● GIVEN INSTRUCTION
Copy each line that contains the word "year".

(Stored items)

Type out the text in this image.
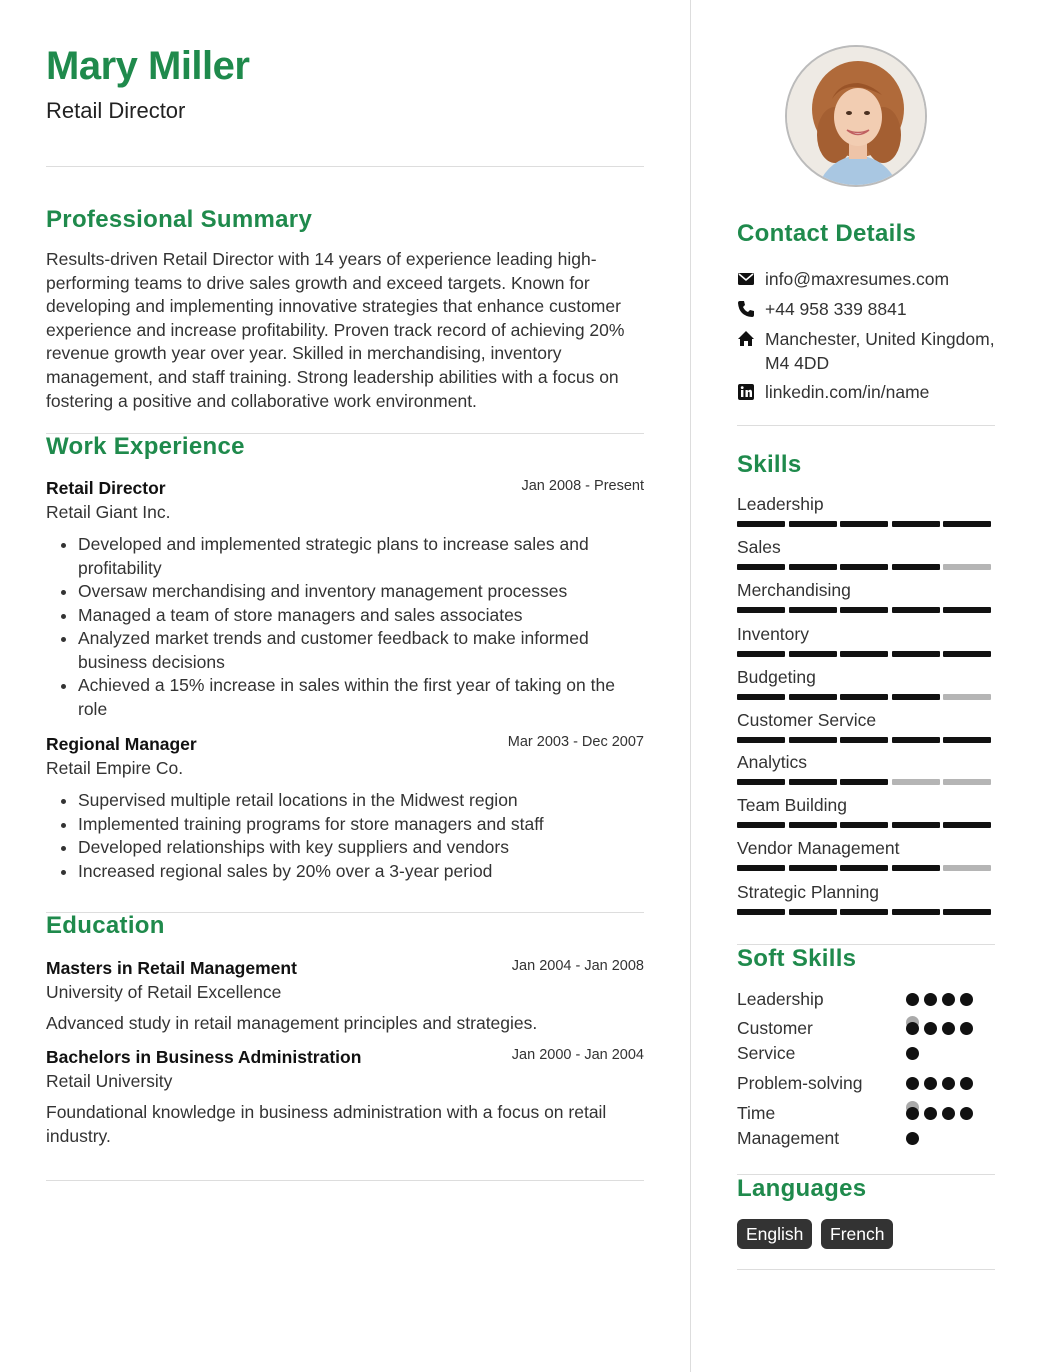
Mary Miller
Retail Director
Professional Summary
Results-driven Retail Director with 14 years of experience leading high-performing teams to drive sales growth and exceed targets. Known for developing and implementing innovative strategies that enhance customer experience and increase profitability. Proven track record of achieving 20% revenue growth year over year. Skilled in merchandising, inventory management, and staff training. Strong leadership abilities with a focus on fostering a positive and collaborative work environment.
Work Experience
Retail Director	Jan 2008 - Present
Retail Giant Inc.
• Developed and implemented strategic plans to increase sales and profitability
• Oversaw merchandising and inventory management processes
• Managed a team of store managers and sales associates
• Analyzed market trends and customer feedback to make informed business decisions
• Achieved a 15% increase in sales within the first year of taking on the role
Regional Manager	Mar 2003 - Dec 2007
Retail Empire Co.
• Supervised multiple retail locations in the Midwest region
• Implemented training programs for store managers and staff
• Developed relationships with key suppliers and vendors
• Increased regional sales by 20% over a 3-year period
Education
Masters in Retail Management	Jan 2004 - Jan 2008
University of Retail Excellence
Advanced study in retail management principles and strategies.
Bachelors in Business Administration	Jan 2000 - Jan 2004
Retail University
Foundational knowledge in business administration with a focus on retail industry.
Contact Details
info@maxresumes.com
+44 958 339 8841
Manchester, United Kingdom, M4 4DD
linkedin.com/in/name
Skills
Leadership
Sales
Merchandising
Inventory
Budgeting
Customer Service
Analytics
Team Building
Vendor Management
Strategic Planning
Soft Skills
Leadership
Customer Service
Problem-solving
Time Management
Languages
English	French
...
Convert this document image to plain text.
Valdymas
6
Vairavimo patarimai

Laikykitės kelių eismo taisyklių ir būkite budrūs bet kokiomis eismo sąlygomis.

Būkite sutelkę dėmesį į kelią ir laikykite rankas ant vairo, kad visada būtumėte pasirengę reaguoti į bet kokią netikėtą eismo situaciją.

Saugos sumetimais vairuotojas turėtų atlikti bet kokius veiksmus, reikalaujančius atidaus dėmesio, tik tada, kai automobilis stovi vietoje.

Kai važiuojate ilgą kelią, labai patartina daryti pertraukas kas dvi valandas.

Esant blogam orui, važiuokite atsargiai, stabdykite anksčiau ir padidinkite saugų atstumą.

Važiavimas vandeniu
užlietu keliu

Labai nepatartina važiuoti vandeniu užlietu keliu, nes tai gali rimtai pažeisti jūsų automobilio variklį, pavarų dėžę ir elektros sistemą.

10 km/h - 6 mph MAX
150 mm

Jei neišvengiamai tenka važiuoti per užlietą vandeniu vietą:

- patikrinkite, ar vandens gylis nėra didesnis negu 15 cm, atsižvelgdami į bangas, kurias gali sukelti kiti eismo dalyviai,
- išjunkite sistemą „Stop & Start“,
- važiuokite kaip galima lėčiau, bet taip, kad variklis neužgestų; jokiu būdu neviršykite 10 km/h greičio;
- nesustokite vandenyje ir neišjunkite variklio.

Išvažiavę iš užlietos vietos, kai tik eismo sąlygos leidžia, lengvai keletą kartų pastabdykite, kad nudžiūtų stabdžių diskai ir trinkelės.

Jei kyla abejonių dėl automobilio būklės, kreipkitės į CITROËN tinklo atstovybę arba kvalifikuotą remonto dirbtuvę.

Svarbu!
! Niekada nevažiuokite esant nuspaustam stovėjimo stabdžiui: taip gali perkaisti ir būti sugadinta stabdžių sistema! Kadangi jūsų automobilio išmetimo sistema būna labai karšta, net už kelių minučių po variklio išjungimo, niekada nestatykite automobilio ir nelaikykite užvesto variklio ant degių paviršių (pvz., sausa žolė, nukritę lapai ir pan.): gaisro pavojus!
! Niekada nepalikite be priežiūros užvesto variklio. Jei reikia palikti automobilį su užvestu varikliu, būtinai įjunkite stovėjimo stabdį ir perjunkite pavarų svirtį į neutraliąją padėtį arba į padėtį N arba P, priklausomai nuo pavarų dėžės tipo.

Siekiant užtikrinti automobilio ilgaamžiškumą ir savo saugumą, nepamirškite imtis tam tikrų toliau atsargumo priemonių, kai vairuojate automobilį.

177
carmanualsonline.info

● REPLY TO THE EXERCISE
Results-driven Retail Director with 14 years of experience leading high-performing teams to drive sales growth and exceed targets. Known for developing and implementing innovative strategies that enhance customer experience and increase profitability. Proven track record of achieving 20% revenue growth year over year. Skilled in merchandising, inventory management, and staff training. Strong leadership abilities with a focus on fostering a positive and collaborative work environment.
• Achieved a 15% increase in sales within the first year of taking on the role
• Increased regional sales by 20% over a 3-year period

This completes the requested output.